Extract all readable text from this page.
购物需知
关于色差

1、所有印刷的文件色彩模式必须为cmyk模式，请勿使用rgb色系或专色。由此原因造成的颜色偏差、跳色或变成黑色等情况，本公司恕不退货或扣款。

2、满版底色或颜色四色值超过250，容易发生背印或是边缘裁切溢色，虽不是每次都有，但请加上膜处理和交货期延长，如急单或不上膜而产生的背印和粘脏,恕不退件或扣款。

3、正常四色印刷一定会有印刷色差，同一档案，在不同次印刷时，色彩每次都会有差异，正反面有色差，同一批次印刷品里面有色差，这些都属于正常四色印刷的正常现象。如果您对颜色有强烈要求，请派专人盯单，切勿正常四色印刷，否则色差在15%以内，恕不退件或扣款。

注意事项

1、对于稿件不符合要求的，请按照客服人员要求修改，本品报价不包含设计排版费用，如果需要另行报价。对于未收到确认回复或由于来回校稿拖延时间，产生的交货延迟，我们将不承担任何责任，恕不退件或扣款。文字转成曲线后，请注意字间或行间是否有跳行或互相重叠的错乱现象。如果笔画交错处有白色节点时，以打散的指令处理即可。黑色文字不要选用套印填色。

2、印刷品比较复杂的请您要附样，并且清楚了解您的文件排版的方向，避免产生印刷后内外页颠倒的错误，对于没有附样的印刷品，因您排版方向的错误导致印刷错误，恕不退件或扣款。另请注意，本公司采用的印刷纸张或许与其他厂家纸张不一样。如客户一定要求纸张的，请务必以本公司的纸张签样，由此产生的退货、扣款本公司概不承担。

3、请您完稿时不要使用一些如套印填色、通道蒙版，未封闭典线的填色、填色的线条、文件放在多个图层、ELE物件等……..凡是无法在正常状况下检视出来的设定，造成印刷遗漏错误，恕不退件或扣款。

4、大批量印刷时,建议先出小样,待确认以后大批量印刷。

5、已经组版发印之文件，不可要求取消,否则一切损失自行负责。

***

Problem details → Above are some records; extract every one of them exactly.

Exercise response →
Extract all readable text from this page.
购物需知
关于色差

1、所有印刷的文件色彩模式必须为cmyk模式，请勿使用rgb色系或专色。由此原因造成的颜色偏差、跳色或变成黑色等情况，本公司恕不退货或扣款。

2、满版底色或颜色四色值超过250，容易发生背印或是边缘裁切溢色，虽不是每次都有，但请加上膜处理和交货期延长，如急单或不上膜而产生的背印和粘脏,恕不退件或扣款。

3、正常四色印刷一定会有印刷色差，同一档案，在不同次印刷时，色彩每次都会有差异，正反面有色差，同一批次印刷品里面有色差，这些都属于正常四色印刷的正常现象。如果您对颜色有强烈要求，请派专人盯单，切勿正常四色印刷，否则色差在15%以内，恕不退件或扣款。

注意事项

1、对于稿件不符合要求的，请按照客服人员要求修改，本品报价不包含设计排版费用，如果需要另行报价。对于未收到确认回复或由于来回校稿拖延时间，产生的交货延迟，我们将不承担任何责任，恕不退件或扣款。文字转成曲线后，请注意字间或行间是否有跳行或互相重叠的错乱现象。如果笔画交错处有白色节点时，以打散的指令处理即可。黑色文字不要选用套印填色。

2、印刷品比较复杂的请您要附样，并且清楚了解您的文件排版的方向，避免产生印刷后内外页颠倒的错误，对于没有附样的印刷品，因您排版方向的错误导致印刷错误，恕不退件或扣款。另请注意，本公司采用的印刷纸张或许与其他厂家纸张不一样。如客户一定要求纸张的，请务必以本公司的纸张签样，由此产生的退货、扣款本公司概不承担。

3、请您完稿时不要使用一些如套印填色、通道蒙版，未封闭典线的填色、填色的线条、文件放在多个图层、ELE物件等……..凡是无法在正常状况下检视出来的设定，造成印刷遗漏错误，恕不退件或扣款。

4、大批量印刷时,建议先出小样,待确认以后大批量印刷。

5、已经组版发印之文件，不可要求取消,否则一切损失自行负责。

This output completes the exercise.